── Extrait étudié ──
Clarifions d'abord le problème d'avoir deux passeports:

N'importe quelle personne privée justifiant de missions multiples à l'étranger dans des pays imposant de longs délais administratifs d'obtention de visas peut obtenir un "passeport-bis", même  d'une durée de validité réduite. J'en ai fait l'expérience lorsque je travaillais comme ingénieur menant des missions à l'export. Fin 2006, je devais mener à quelques semaines d'intervalle une mission en Afghanistan et une autre en Algérie. Compte tenu des délais d'obtention de visa, mon passeport était encore à l'ambassade d'Afghanistan. Muni d'une lettre du Directeur Général de mon entreprise, je me suis rendu à la Préfecture de Police et l'on m'a confectionné en l'espace de 2h un second passeport d'une validité d'un an seulement (mais c'était avant l'imposition des systèmes biométriques) que j'ai pu remettre au consulat d'Algérie pour obtenir mon visa dans les temps.

Un autre motif d'obtention de deux passeports est le besoin de voyager en parallèle dans des pays entretenant entre eux de mauvaises relations, ou pas de relations du tout, par exemple, pour voyager dans certains pays arabes et aussi en Israël: avoir un passeport séparé pour les voyages en Israël est alors utile, voire nécessaire, et en dehors du délai d'obtention des visas ce peut être une des raisons de l'utilisation de deux passeports par Alexandre Benalla.

Disposer simultanément de deux passeports n'a donc rien d'extraordinaire.
───
── Données fournies ──
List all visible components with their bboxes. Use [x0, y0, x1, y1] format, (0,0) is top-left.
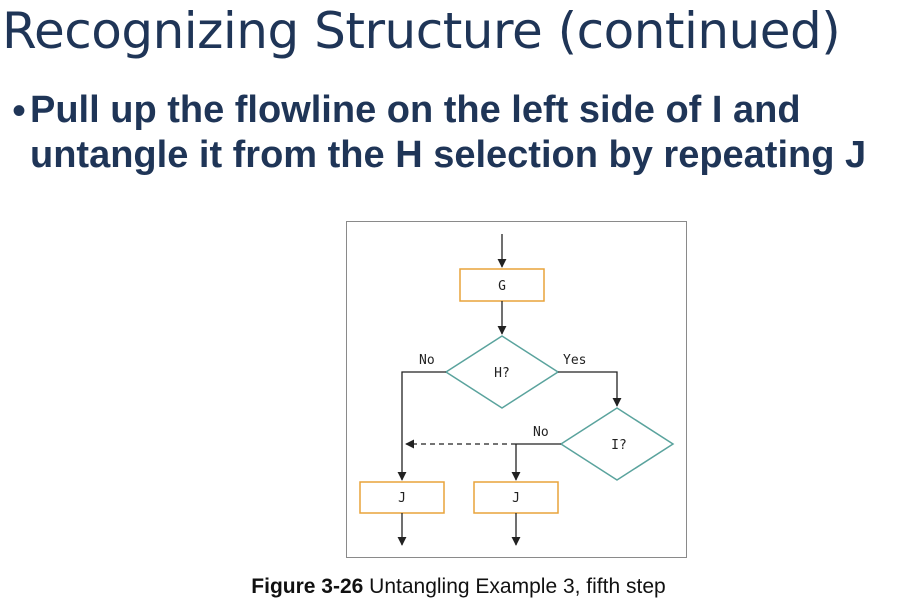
───
• Consigne écrite: Réécrivez le passage du texte sur les deux passeports qui commence par les mots « N'importe quelle personne » et s'achève sur « dans les temps. », en y remplaçant « ingénieur » par « consultant ». Les données constituent un support indépendant du texte sur les deux passeports.

• Corrigé:
N'importe quelle personne privée justifiant de missions multiples à l'étranger dans des pays imposant de longs délais administratifs d'obtention de visas peut obtenir un "passeport-bis", même  d'une durée de validité réduite. J'en ai fait l'expérience lorsque je travaillais comme consultant menant des missions à l'export. Fin 2006, je devais mener à quelques semaines d'intervalle une mission en Afghanistan et une autre en Algérie. Compte tenu des délais d'obtention de visa, mon passeport était encore à l'ambassade d'Afghanistan. Muni d'une lettre du Directeur Général de mon entreprise, je me suis rendu à la Préfecture de Police et l'on m'a confectionné en l'espace de 2h un second passeport d'une validité d'un an seulement (mais c'était avant l'imposition des systèmes biométriques) que j'ai pu remettre au consulat d'Algérie pour obtenir mon visa dans les temps.